### Task
Each line that holds the word "content" counts once; report how many lines do so and nothing else.

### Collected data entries
## Begin

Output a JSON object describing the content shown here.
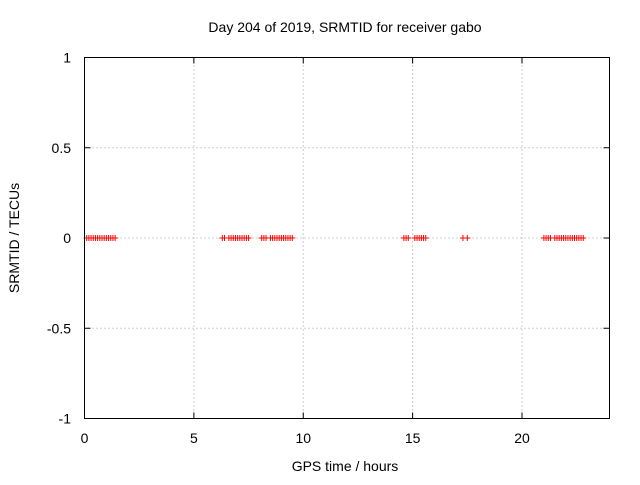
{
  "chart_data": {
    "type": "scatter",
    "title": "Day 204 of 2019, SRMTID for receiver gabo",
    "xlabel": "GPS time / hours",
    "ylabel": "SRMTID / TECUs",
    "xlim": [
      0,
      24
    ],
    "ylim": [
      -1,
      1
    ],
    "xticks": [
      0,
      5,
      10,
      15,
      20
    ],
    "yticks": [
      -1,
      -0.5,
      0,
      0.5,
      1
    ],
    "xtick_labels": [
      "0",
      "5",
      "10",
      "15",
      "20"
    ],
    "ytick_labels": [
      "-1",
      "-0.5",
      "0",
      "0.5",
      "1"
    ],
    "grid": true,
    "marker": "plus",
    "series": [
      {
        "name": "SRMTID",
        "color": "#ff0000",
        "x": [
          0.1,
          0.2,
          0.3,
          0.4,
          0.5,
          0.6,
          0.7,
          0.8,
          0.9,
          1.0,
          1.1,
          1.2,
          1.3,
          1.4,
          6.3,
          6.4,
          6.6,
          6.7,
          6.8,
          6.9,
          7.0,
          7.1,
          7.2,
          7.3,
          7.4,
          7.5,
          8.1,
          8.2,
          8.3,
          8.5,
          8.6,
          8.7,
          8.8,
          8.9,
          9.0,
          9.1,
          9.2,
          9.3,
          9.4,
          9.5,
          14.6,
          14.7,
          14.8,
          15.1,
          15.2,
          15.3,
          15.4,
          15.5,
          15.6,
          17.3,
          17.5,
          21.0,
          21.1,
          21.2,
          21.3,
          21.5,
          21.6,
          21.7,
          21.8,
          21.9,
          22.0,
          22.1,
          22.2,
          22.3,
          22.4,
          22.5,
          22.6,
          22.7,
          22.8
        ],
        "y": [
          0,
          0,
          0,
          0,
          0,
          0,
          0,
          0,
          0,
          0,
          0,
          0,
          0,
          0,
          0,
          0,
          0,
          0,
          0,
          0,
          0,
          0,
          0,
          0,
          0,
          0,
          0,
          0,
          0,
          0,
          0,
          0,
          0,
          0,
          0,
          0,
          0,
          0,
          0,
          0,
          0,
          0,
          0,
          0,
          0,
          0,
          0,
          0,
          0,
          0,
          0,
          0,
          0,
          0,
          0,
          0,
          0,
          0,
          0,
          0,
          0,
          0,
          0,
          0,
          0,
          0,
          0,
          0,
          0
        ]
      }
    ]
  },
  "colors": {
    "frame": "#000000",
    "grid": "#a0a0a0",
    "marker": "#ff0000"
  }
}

## End
## Begin

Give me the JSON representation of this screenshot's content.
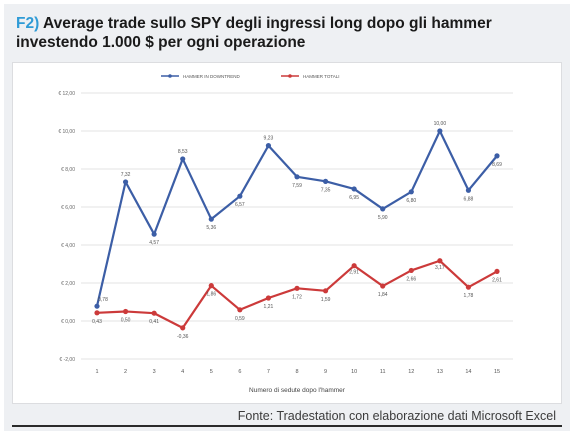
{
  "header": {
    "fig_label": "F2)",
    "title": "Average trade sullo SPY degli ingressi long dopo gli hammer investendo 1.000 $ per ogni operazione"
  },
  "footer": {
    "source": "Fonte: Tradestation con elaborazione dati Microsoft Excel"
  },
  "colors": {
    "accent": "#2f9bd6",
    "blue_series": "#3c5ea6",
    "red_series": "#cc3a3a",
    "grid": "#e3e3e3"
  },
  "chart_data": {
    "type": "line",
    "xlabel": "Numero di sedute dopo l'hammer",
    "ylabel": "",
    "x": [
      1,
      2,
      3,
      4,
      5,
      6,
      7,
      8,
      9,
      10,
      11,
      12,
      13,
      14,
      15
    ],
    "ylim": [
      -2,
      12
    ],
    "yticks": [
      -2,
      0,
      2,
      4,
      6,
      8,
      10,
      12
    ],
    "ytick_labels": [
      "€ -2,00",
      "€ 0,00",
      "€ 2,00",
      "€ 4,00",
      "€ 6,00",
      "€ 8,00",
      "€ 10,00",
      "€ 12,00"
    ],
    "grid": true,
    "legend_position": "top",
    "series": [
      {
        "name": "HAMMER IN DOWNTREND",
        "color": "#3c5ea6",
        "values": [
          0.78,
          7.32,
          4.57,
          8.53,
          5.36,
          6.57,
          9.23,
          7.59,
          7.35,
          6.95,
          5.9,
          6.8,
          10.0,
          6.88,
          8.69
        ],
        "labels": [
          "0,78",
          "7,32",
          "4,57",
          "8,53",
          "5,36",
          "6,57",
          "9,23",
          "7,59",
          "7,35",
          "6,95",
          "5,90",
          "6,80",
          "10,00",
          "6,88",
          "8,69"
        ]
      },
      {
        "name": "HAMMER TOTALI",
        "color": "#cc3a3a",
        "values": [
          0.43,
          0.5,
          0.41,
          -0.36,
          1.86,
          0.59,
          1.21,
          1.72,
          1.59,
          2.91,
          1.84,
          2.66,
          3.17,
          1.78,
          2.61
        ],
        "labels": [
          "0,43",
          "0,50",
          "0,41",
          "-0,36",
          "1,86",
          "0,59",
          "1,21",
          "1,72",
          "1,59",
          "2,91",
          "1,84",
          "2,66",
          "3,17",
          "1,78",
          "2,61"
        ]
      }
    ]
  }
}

## End

### Exercise solution
2